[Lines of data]
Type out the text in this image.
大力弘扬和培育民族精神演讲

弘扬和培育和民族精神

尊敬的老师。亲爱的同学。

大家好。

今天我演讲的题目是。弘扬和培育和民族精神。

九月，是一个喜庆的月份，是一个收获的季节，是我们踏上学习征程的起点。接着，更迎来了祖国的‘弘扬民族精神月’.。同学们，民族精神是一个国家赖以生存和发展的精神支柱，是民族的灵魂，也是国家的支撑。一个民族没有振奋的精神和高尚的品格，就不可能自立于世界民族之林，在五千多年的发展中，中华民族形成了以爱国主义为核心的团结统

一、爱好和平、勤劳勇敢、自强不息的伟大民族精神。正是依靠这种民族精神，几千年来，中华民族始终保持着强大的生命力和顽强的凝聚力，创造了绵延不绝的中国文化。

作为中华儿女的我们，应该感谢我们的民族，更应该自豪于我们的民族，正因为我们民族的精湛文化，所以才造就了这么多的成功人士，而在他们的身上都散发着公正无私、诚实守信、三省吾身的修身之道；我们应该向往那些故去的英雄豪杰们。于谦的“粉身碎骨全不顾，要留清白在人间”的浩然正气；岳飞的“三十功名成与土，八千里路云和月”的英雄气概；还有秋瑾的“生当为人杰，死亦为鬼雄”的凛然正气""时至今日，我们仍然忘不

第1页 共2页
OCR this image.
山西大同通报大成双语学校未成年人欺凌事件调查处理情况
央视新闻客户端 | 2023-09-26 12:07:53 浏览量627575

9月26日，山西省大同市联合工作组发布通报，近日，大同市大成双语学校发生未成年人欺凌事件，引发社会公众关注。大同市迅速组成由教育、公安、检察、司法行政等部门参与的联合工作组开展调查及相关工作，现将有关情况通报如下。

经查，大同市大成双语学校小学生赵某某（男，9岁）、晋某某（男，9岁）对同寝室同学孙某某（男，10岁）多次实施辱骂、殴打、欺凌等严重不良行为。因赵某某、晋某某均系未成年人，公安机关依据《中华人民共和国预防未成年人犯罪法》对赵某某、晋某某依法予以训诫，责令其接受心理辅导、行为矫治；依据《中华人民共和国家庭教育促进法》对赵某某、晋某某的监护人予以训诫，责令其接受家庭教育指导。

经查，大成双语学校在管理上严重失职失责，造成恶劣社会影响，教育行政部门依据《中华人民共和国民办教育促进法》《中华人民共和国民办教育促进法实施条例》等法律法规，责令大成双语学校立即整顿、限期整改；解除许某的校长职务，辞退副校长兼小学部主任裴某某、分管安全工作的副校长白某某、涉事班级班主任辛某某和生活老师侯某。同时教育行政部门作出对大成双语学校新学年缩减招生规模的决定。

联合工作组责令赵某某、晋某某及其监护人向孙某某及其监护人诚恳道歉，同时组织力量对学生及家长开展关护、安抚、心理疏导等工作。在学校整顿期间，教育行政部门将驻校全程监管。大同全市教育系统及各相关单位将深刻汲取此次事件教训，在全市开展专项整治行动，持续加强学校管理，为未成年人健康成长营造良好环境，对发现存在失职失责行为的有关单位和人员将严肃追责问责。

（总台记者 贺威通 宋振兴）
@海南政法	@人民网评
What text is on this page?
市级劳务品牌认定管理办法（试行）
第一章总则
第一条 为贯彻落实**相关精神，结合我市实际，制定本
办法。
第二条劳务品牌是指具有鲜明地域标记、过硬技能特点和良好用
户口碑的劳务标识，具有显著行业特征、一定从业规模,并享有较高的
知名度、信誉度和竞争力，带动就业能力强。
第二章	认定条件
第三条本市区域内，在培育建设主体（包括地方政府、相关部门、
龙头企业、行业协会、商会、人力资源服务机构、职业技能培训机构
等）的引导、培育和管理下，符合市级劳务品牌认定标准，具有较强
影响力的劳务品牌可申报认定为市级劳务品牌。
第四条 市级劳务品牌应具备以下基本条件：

GIVEN TASK
What do the records say? Quote them all exactly.

TASK OUTPUT
Type out the text in this image.
大力弘扬和培育民族精神演讲

弘扬和培育和民族精神

尊敬的老师。亲爱的同学。

大家好。

今天我演讲的题目是。弘扬和培育和民族精神。

九月，是一个喜庆的月份，是一个收获的季节，是我们踏上学习征程的起点。接着，更迎来了祖国的‘弘扬民族精神月’.。同学们，民族精神是一个国家赖以生存和发展的精神支柱，是民族的灵魂，也是国家的支撑。一个民族没有振奋的精神和高尚的品格，就不可能自立于世界民族之林，在五千多年的发展中，中华民族形成了以爱国主义为核心的团结统

一、爱好和平、勤劳勇敢、自强不息的伟大民族精神。正是依靠这种民族精神，几千年来，中华民族始终保持着强大的生命力和顽强的凝聚力，创造了绵延不绝的中国文化。

作为中华儿女的我们，应该感谢我们的民族，更应该自豪于我们的民族，正因为我们民族的精湛文化，所以才造就了这么多的成功人士，而在他们的身上都散发着公正无私、诚实守信、三省吾身的修身之道；我们应该向往那些故去的英雄豪杰们。于谦的“粉身碎骨全不顾，要留清白在人间”的浩然正气；岳飞的“三十功名成与土，八千里路云和月”的英雄气概；还有秋瑾的“生当为人杰，死亦为鬼雄”的凛然正气""时至今日，我们仍然忘不

第1页 共2页
OCR this image.
山西大同通报大成双语学校未成年人欺凌事件调查处理情况
央视新闻客户端 | 2023-09-26 12:07:53 浏览量627575

9月26日，山西省大同市联合工作组发布通报，近日，大同市大成双语学校发生未成年人欺凌事件，引发社会公众关注。大同市迅速组成由教育、公安、检察、司法行政等部门参与的联合工作组开展调查及相关工作，现将有关情况通报如下。

经查，大同市大成双语学校小学生赵某某（男，9岁）、晋某某（男，9岁）对同寝室同学孙某某（男，10岁）多次实施辱骂、殴打、欺凌等严重不良行为。因赵某某、晋某某均系未成年人，公安机关依据《中华人民共和国预防未成年人犯罪法》对赵某某、晋某某依法予以训诫，责令其接受心理辅导、行为矫治；依据《中华人民共和国家庭教育促进法》对赵某某、晋某某的监护人予以训诫，责令其接受家庭教育指导。

经查，大成双语学校在管理上严重失职失责，造成恶劣社会影响，教育行政部门依据《中华人民共和国民办教育促进法》《中华人民共和国民办教育促进法实施条例》等法律法规，责令大成双语学校立即整顿、限期整改；解除许某的校长职务，辞退副校长兼小学部主任裴某某、分管安全工作的副校长白某某、涉事班级班主任辛某某和生活老师侯某。同时教育行政部门作出对大成双语学校新学年缩减招生规模的决定。

联合工作组责令赵某某、晋某某及其监护人向孙某某及其监护人诚恳道歉，同时组织力量对学生及家长开展关护、安抚、心理疏导等工作。在学校整顿期间，教育行政部门将驻校全程监管。大同全市教育系统及各相关单位将深刻汲取此次事件教训，在全市开展专项整治行动，持续加强学校管理，为未成年人健康成长营造良好环境，对发现存在失职失责行为的有关单位和人员将严肃追责问责。

（总台记者 贺威通 宋振兴）
@海南政法	@人民网评
What text is on this page?
市级劳务品牌认定管理办法（试行）
第一章总则
第一条 为贯彻落实**相关精神，结合我市实际，制定本
办法。
第二条劳务品牌是指具有鲜明地域标记、过硬技能特点和良好用
户口碑的劳务标识，具有显著行业特征、一定从业规模,并享有较高的
知名度、信誉度和竞争力，带动就业能力强。
第二章	认定条件
第三条本市区域内，在培育建设主体（包括地方政府、相关部门、
龙头企业、行业协会、商会、人力资源服务机构、职业技能培训机构
等）的引导、培育和管理下，符合市级劳务品牌认定标准，具有较强
影响力的劳务品牌可申报认定为市级劳务品牌。
第四条 市级劳务品牌应具备以下基本条件：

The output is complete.